> _PROBLEM STATEMENT_: Retype the whole listing below word for word, leaving out the pictures.

[Dataset excerpt]
-------------------------

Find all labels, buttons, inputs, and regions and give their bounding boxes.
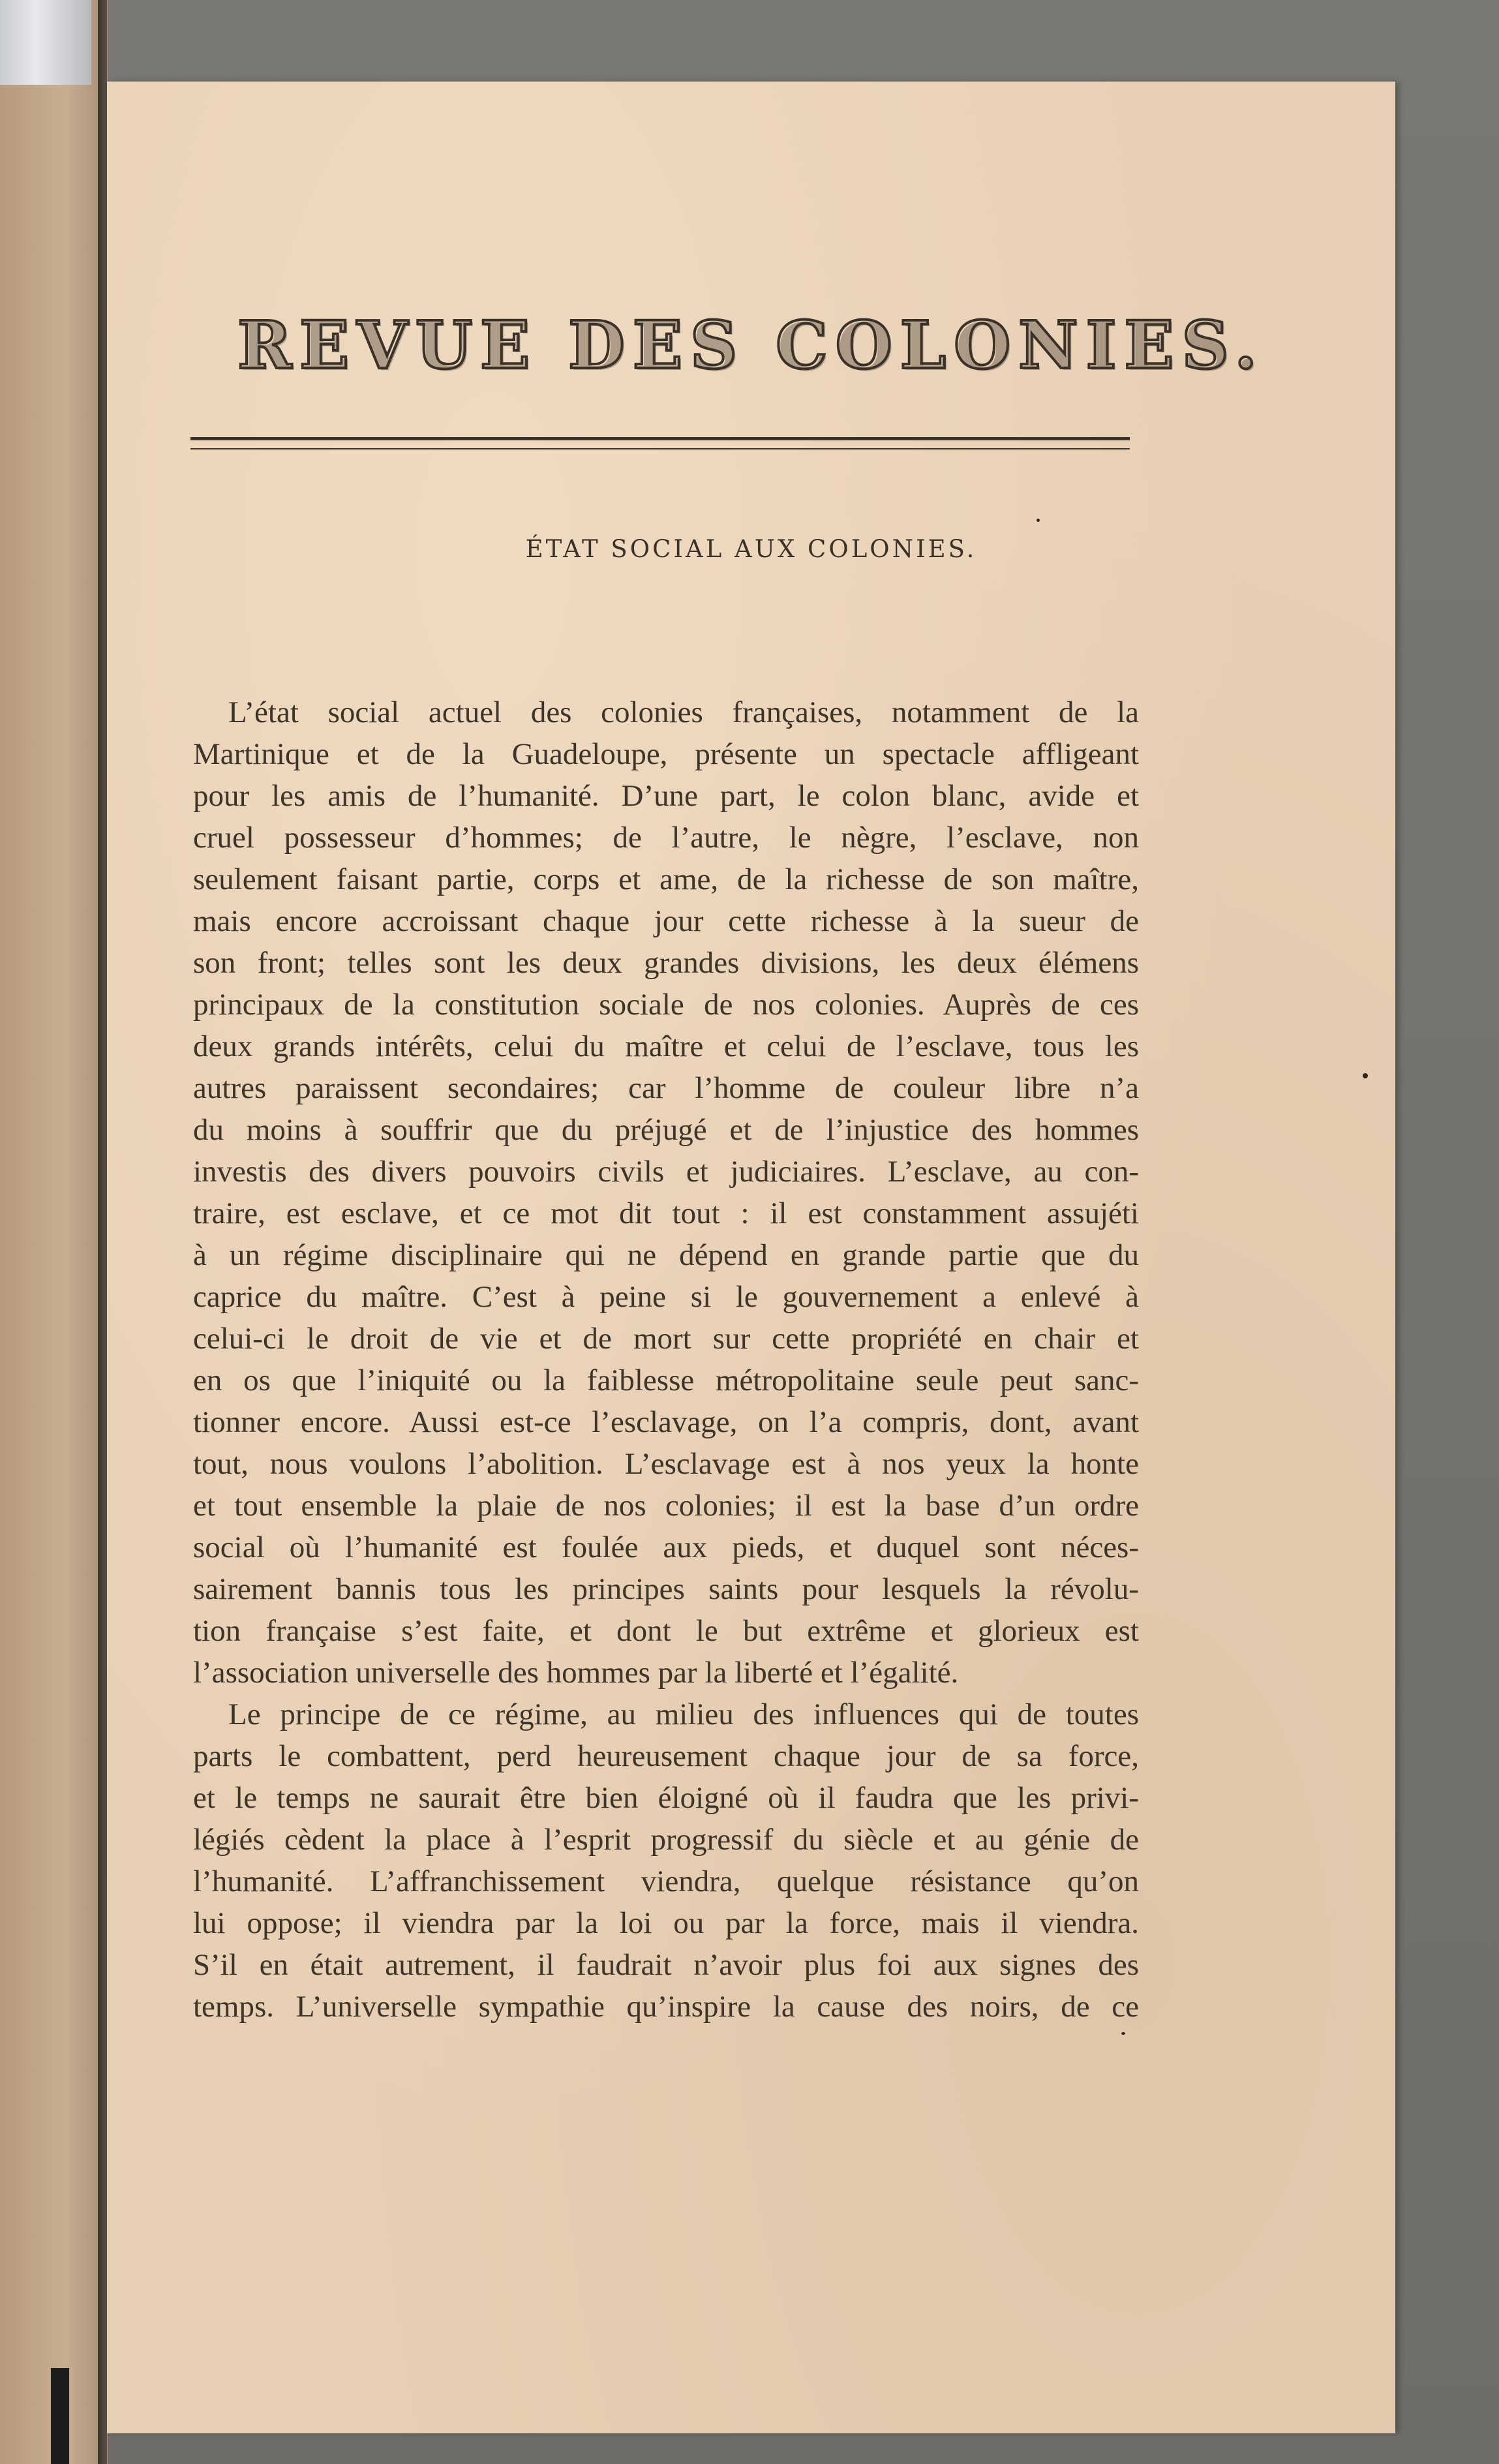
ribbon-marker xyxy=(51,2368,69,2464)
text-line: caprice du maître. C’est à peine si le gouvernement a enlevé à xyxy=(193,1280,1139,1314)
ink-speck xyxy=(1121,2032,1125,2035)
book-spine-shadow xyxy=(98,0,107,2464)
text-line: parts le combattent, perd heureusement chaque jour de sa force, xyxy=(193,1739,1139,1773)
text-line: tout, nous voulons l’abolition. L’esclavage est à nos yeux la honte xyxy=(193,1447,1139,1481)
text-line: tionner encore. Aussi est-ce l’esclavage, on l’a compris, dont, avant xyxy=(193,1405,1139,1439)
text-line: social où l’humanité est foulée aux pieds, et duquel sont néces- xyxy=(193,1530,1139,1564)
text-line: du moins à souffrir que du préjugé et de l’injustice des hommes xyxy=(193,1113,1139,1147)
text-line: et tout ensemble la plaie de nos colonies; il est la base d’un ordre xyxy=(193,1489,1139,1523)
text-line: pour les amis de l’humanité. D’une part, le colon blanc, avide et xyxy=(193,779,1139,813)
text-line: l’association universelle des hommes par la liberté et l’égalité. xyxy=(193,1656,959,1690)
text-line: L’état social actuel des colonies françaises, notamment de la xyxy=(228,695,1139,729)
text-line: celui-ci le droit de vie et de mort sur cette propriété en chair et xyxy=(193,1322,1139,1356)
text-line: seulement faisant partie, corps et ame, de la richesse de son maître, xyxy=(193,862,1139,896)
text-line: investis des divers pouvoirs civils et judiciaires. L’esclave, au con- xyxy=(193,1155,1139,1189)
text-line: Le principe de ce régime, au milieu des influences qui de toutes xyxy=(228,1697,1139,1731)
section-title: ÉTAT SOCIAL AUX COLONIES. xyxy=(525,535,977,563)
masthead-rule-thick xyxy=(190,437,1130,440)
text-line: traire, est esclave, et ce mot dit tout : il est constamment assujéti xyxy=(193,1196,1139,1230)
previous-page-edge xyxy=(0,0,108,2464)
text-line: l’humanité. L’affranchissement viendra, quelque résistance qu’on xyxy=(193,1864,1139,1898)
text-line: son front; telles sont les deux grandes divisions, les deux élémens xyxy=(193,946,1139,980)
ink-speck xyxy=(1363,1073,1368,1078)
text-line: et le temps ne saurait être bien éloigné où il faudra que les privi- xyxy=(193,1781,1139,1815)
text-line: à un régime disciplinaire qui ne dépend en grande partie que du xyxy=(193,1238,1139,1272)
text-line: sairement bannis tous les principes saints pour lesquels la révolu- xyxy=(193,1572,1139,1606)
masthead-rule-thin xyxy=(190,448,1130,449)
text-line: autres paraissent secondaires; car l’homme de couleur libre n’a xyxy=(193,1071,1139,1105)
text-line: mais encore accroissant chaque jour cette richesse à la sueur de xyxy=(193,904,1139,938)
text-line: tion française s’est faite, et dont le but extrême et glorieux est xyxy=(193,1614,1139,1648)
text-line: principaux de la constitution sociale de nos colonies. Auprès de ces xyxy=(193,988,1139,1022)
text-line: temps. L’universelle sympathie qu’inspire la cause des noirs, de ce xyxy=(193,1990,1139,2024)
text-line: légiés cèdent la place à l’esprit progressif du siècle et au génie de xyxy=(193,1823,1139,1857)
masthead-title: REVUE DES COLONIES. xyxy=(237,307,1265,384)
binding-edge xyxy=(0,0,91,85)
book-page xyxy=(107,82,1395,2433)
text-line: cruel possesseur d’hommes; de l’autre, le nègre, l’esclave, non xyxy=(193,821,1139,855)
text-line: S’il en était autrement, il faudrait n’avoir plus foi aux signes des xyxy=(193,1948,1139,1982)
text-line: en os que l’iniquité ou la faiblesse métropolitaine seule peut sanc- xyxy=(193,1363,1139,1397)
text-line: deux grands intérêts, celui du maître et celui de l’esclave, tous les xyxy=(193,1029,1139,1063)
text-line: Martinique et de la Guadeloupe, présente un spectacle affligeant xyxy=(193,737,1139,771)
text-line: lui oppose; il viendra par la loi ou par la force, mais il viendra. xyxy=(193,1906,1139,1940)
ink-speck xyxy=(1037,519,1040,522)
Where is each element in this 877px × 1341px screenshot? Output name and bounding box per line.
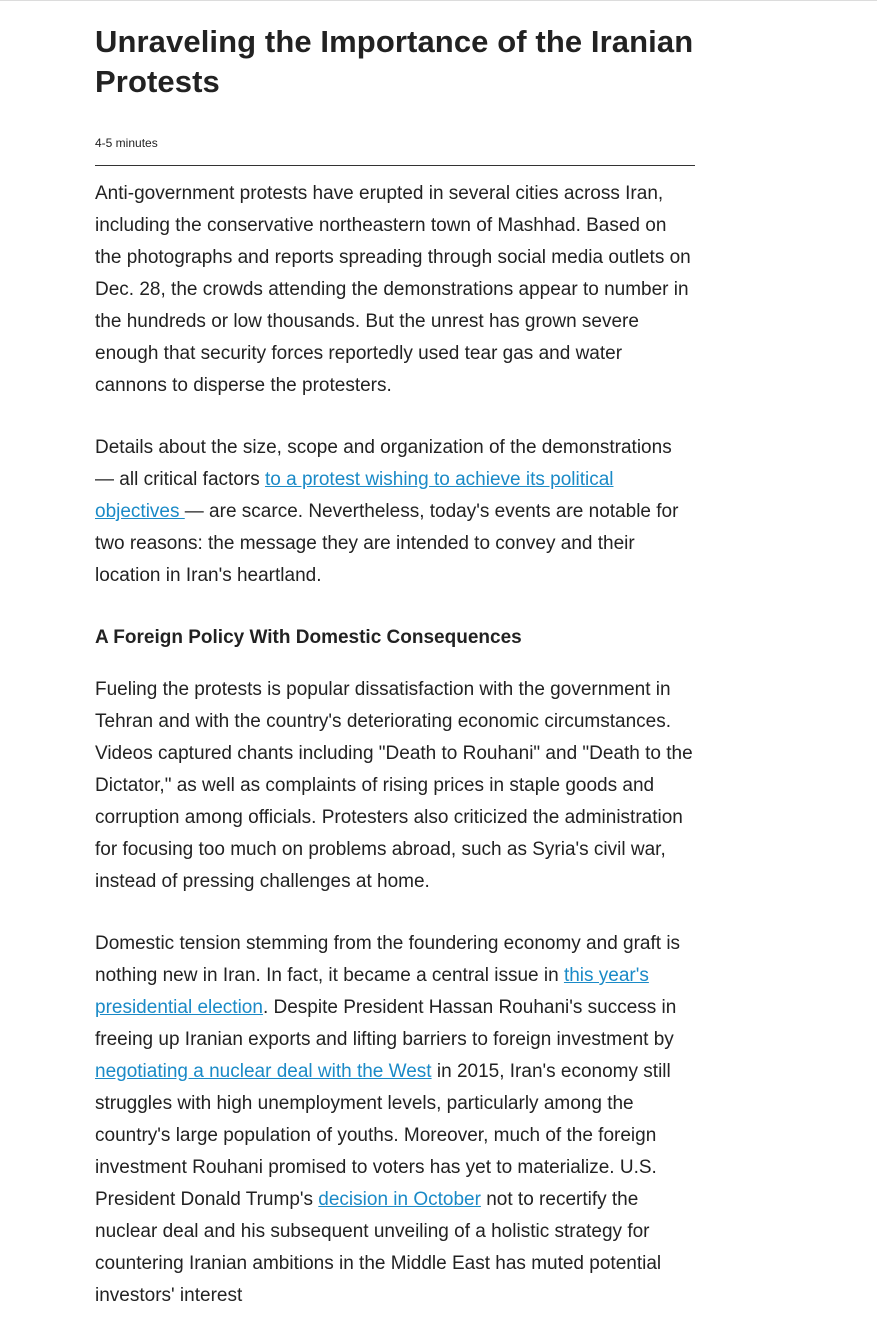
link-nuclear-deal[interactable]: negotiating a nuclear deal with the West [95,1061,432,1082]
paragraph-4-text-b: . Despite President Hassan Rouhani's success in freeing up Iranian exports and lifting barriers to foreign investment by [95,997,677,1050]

-------------------------

> _RESULT OF THE EXERCISE_:
Find all labels, buttons, inputs, and regions and give their bounding boxes.
ribbon-marker xyxy=(51,2368,69,2464)
text-line: caprice du maître. C’est à peine si le gouvernement a enlevé à xyxy=(193,1280,1139,1314)
ink-speck xyxy=(1121,2032,1125,2035)
book-spine-shadow xyxy=(98,0,107,2464)
text-line: parts le combattent, perd heureusement chaque jour de sa force, xyxy=(193,1739,1139,1773)
text-line: tout, nous voulons l’abolition. L’esclavage est à nos yeux la honte xyxy=(193,1447,1139,1481)
text-line: tionner encore. Aussi est-ce l’esclavage, on l’a compris, dont, avant xyxy=(193,1405,1139,1439)
text-line: social où l’humanité est foulée aux pieds, et duquel sont néces- xyxy=(193,1530,1139,1564)
text-line: du moins à souffrir que du préjugé et de l’injustice des hommes xyxy=(193,1113,1139,1147)
text-line: et tout ensemble la plaie de nos colonies; il est la base d’un ordre xyxy=(193,1489,1139,1523)
text-line: pour les amis de l’humanité. D’une part, le colon blanc, avide et xyxy=(193,779,1139,813)
text-line: l’association universelle des hommes par la liberté et l’égalité. xyxy=(193,1656,959,1690)
text-line: L’état social actuel des colonies françaises, notamment de la xyxy=(228,695,1139,729)
text-line: celui-ci le droit de vie et de mort sur cette propriété en chair et xyxy=(193,1322,1139,1356)
text-line: seulement faisant partie, corps et ame, de la richesse de son maître, xyxy=(193,862,1139,896)
text-line: investis des divers pouvoirs civils et judiciaires. L’esclave, au con- xyxy=(193,1155,1139,1189)
text-line: Le principe de ce régime, au milieu des influences qui de toutes xyxy=(228,1697,1139,1731)
section-title: ÉTAT SOCIAL AUX COLONIES. xyxy=(525,535,977,563)
masthead-rule-thick xyxy=(190,437,1130,440)
text-line: traire, est esclave, et ce mot dit tout : il est constamment assujéti xyxy=(193,1196,1139,1230)
previous-page-edge xyxy=(0,0,108,2464)
text-line: l’humanité. L’affranchissement viendra, quelque résistance qu’on xyxy=(193,1864,1139,1898)
text-line: son front; telles sont les deux grandes divisions, les deux élémens xyxy=(193,946,1139,980)
ink-speck xyxy=(1363,1073,1368,1078)
text-line: et le temps ne saurait être bien éloigné où il faudra que les privi- xyxy=(193,1781,1139,1815)
text-line: à un régime disciplinaire qui ne dépend en grande partie que du xyxy=(193,1238,1139,1272)
text-line: sairement bannis tous les principes saints pour lesquels la révolu- xyxy=(193,1572,1139,1606)
masthead-rule-thin xyxy=(190,448,1130,449)
text-line: autres paraissent secondaires; car l’homme de couleur libre n’a xyxy=(193,1071,1139,1105)
text-line: mais encore accroissant chaque jour cette richesse à la sueur de xyxy=(193,904,1139,938)
text-line: tion française s’est faite, et dont le but extrême et glorieux est xyxy=(193,1614,1139,1648)
text-line: principaux de la constitution sociale de nos colonies. Auprès de ces xyxy=(193,988,1139,1022)
text-line: temps. L’universelle sympathie qu’inspire la cause des noirs, de ce xyxy=(193,1990,1139,2024)
text-line: légiés cèdent la place à l’esprit progressif du siècle et au génie de xyxy=(193,1823,1139,1857)
masthead-title: REVUE DES COLONIES. xyxy=(237,307,1265,384)
binding-edge xyxy=(0,0,91,85)
book-page xyxy=(107,82,1395,2433)
text-line: cruel possesseur d’hommes; de l’autre, le nègre, l’esclave, non xyxy=(193,821,1139,855)
text-line: S’il en était autrement, il faudrait n’avoir plus foi aux signes des xyxy=(193,1948,1139,1982)
text-line: en os que l’iniquité ou la faiblesse métropolitaine seule peut sanc- xyxy=(193,1363,1139,1397)
text-line: deux grands intérêts, celui du maître et celui de l’esclave, tous les xyxy=(193,1029,1139,1063)
text-line: Martinique et de la Guadeloupe, présente un spectacle affligeant xyxy=(193,737,1139,771)
text-line: lui oppose; il viendra par la loi ou par la force, mais il viendra. xyxy=(193,1906,1139,1940)
ink-speck xyxy=(1037,519,1040,522)
Where is each element in this 877px × 1341px screenshot? Output name and bounding box per line.
link-nuclear-deal[interactable]: negotiating a nuclear deal with the West [95,1061,432,1082]
paragraph-4-text-b: . Despite President Hassan Rouhani's success in freeing up Iranian exports and lifting barriers to foreign investment by [95,997,677,1050]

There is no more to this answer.